(Records)
§

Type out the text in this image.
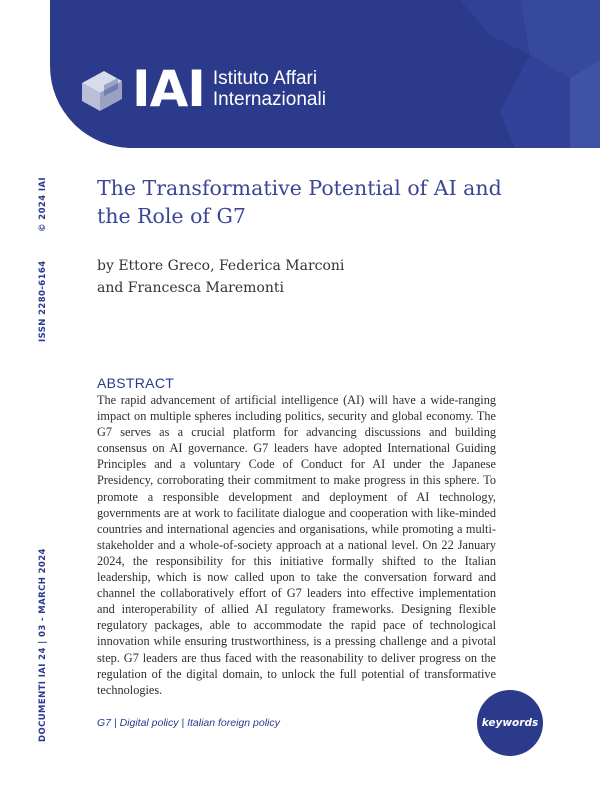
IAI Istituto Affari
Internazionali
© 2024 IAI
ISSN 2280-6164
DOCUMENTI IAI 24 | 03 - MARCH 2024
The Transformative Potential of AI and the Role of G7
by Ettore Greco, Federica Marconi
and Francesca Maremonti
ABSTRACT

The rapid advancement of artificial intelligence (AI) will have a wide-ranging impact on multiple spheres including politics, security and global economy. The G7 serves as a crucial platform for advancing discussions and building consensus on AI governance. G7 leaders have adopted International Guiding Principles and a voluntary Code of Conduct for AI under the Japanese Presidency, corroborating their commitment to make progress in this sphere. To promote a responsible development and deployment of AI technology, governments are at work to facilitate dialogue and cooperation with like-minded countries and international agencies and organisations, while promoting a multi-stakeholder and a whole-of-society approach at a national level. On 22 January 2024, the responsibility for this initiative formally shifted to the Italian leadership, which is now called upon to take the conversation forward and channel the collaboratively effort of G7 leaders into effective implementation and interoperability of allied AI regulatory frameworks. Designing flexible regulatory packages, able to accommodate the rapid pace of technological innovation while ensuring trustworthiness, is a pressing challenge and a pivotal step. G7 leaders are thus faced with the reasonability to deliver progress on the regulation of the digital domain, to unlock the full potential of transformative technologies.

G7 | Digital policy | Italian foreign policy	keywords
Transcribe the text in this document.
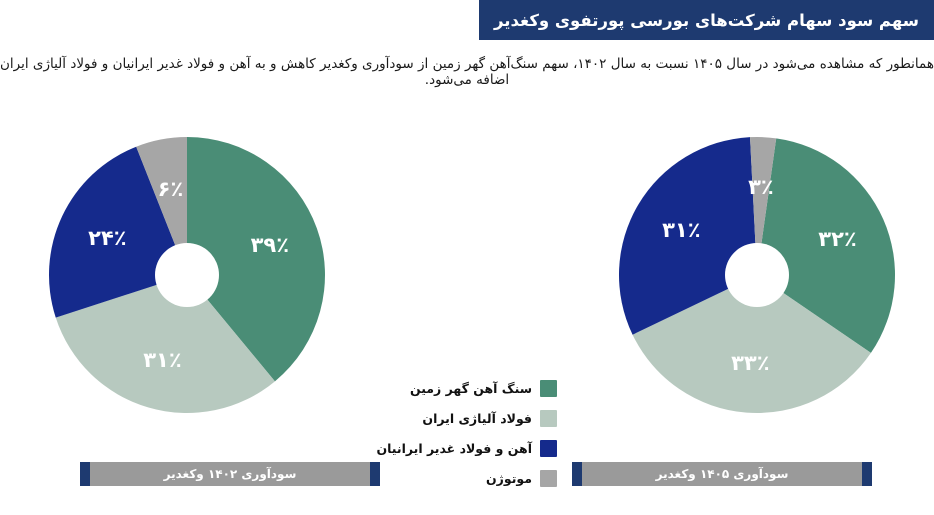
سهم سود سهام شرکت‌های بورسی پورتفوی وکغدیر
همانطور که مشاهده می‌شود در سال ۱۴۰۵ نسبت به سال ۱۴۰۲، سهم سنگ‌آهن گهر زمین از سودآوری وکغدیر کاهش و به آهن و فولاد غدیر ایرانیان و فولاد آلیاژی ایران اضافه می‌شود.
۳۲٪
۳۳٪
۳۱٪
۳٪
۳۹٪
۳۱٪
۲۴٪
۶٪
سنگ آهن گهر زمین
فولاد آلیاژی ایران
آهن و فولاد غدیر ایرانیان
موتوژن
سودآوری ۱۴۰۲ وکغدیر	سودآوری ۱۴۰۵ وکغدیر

§

• _What is needed_: Transcribe the whole listing exactly. Pictures stay out of your copy.

• _Result of this task_:
Type out the text in this image.
IAI Istituto Affari
Internazionali
© 2024 IAI
ISSN 2280-6164
DOCUMENTI IAI 24 | 03 - MARCH 2024
The Transformative Potential of AI and the Role of G7
by Ettore Greco, Federica Marconi
and Francesca Maremonti
ABSTRACT

The rapid advancement of artificial intelligence (AI) will have a wide-ranging impact on multiple spheres including politics, security and global economy. The G7 serves as a crucial platform for advancing discussions and building consensus on AI governance. G7 leaders have adopted International Guiding Principles and a voluntary Code of Conduct for AI under the Japanese Presidency, corroborating their commitment to make progress in this sphere. To promote a responsible development and deployment of AI technology, governments are at work to facilitate dialogue and cooperation with like-minded countries and international agencies and organisations, while promoting a multi-stakeholder and a whole-of-society approach at a national level. On 22 January 2024, the responsibility for this initiative formally shifted to the Italian leadership, which is now called upon to take the conversation forward and channel the collaboratively effort of G7 leaders into effective implementation and interoperability of allied AI regulatory frameworks. Designing flexible regulatory packages, able to accommodate the rapid pace of technological innovation while ensuring trustworthiness, is a pressing challenge and a pivotal step. G7 leaders are thus faced with the reasonability to deliver progress on the regulation of the digital domain, to unlock the full potential of transformative technologies.

G7 | Digital policy | Italian foreign policy	keywords
Transcribe the text in this document.
سهم سود سهام شرکت‌های بورسی پورتفوی وکغدیر
همانطور که مشاهده می‌شود در سال ۱۴۰۵ نسبت به سال ۱۴۰۲، سهم سنگ‌آهن گهر زمین از سودآوری وکغدیر کاهش و به آهن و فولاد غدیر ایرانیان و فولاد آلیاژی ایران اضافه می‌شود.
۳۲٪
۳۳٪
۳۱٪
۳٪
۳۹٪
۳۱٪
۲۴٪
۶٪
سنگ آهن گهر زمین
فولاد آلیاژی ایران
آهن و فولاد غدیر ایرانیان
موتوژن
سودآوری ۱۴۰۲ وکغدیر	سودآوری ۱۴۰۵ وکغدیر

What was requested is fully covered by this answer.